Copy everything in the listing below word for word, apart from any images.

Stored records:
○ ○ ○

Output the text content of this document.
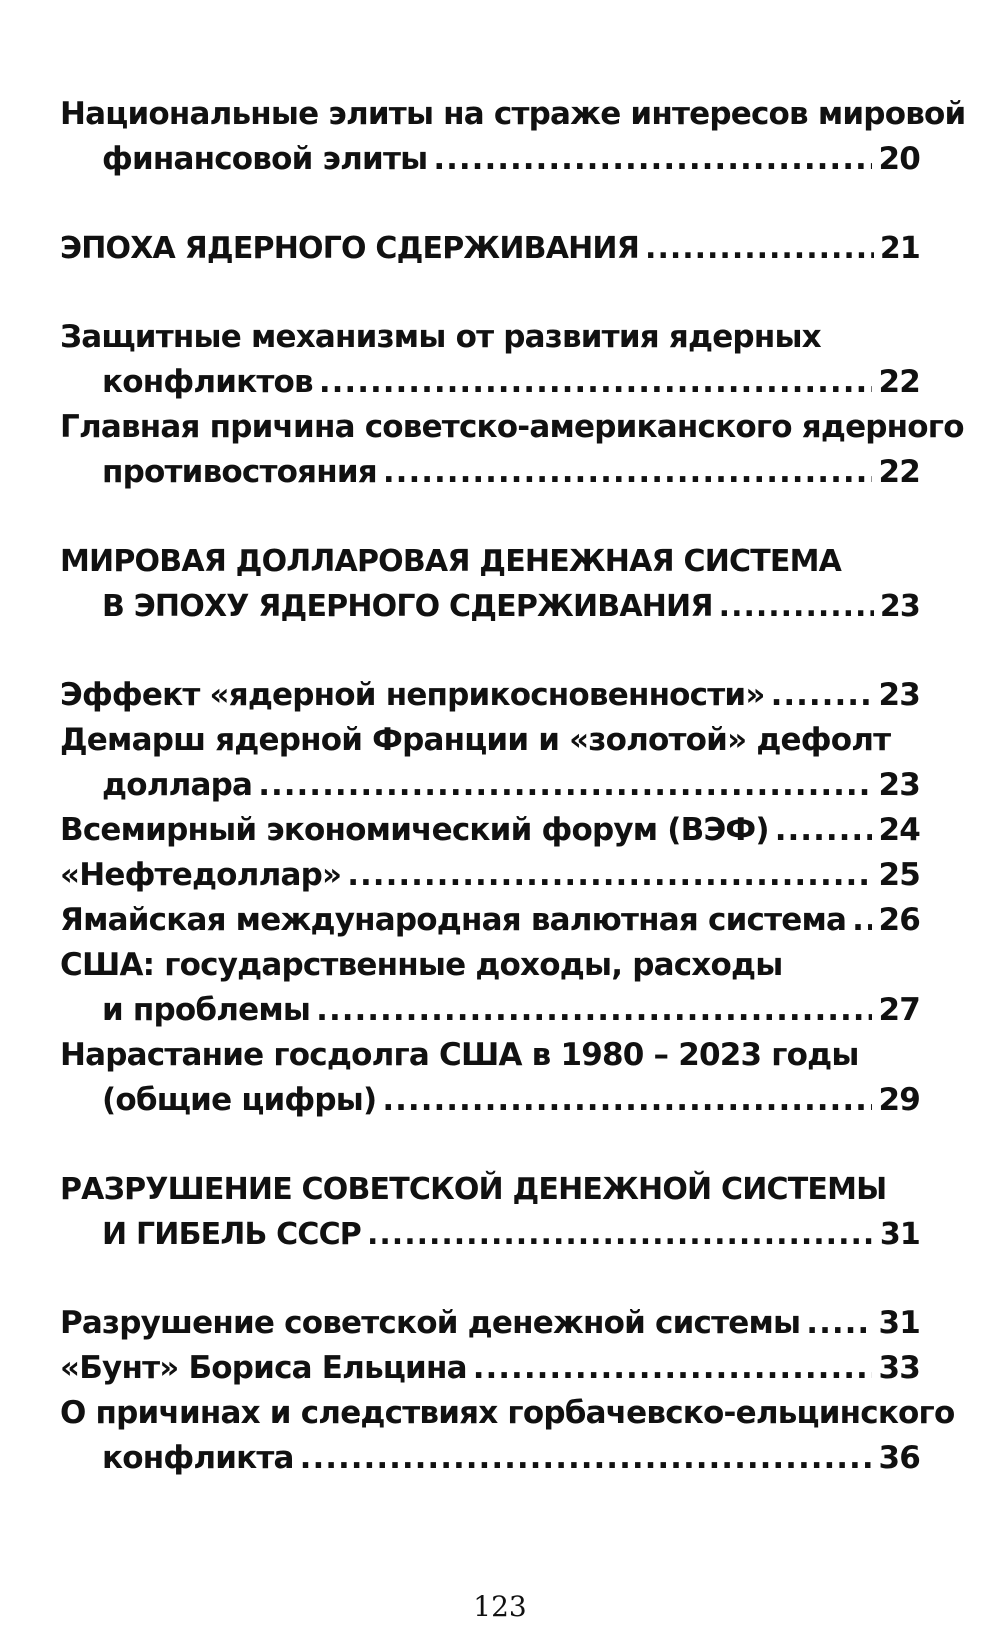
Национальные элиты на страже интересов мировой
финансовой элиты .....	20
ЭПОХА ЯДЕРНОГО СДЕРЖИВАНИЯ .....	21
Защитные механизмы от развития ядерных
конфликтов .....	22
Главная причина советско-американского ядерного
противостояния .....	22
МИРОВАЯ ДОЛЛАРОВАЯ ДЕНЕЖНАЯ СИСТЕМА
В ЭПОХУ ЯДЕРНОГО СДЕРЖИВАНИЯ .....	23
Эффект «ядерной неприкосновенности» .....	23
Демарш ядерной Франции и «золотой» дефолт
доллара .....	23
Всемирный экономический форум (ВЭФ) .....	24
«Нефтедоллар» .....	25
Ямайская международная валютная система ..... 26
США: государственные доходы, расходы
и проблемы .....	27
Нарастание госдолга США в 1980 – 2023 годы
(общие цифры) .....	29
РАЗРУШЕНИЕ СОВЕТСКОЙ ДЕНЕЖНОЙ СИСТЕМЫ
И ГИБЕЛЬ СССР .....	31
Разрушение советской денежной системы .....	31
«Бунт» Бориса Ельцина .....	33
О причинах и следствиях горбачевско-ельцинского
конфликта .....	36
123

○ ○ ○

■ The solution ■
Output the text content of this document.
Национальные элиты на страже интересов мировой
финансовой элиты .....	20
ЭПОХА ЯДЕРНОГО СДЕРЖИВАНИЯ .....	21
Защитные механизмы от развития ядерных
конфликтов .....	22
Главная причина советско-американского ядерного
противостояния .....	22
МИРОВАЯ ДОЛЛАРОВАЯ ДЕНЕЖНАЯ СИСТЕМА
В ЭПОХУ ЯДЕРНОГО СДЕРЖИВАНИЯ .....	23
Эффект «ядерной неприкосновенности» .....	23
Демарш ядерной Франции и «золотой» дефолт
доллара .....	23
Всемирный экономический форум (ВЭФ) .....	24
«Нефтедоллар» .....	25
Ямайская международная валютная система ..... 26
США: государственные доходы, расходы
и проблемы .....	27
Нарастание госдолга США в 1980 – 2023 годы
(общие цифры) .....	29
РАЗРУШЕНИЕ СОВЕТСКОЙ ДЕНЕЖНОЙ СИСТЕМЫ
И ГИБЕЛЬ СССР .....	31
Разрушение советской денежной системы .....	31
«Бунт» Бориса Ельцина .....	33
О причинах и следствиях горбачевско-ельцинского
конфликта .....	36
123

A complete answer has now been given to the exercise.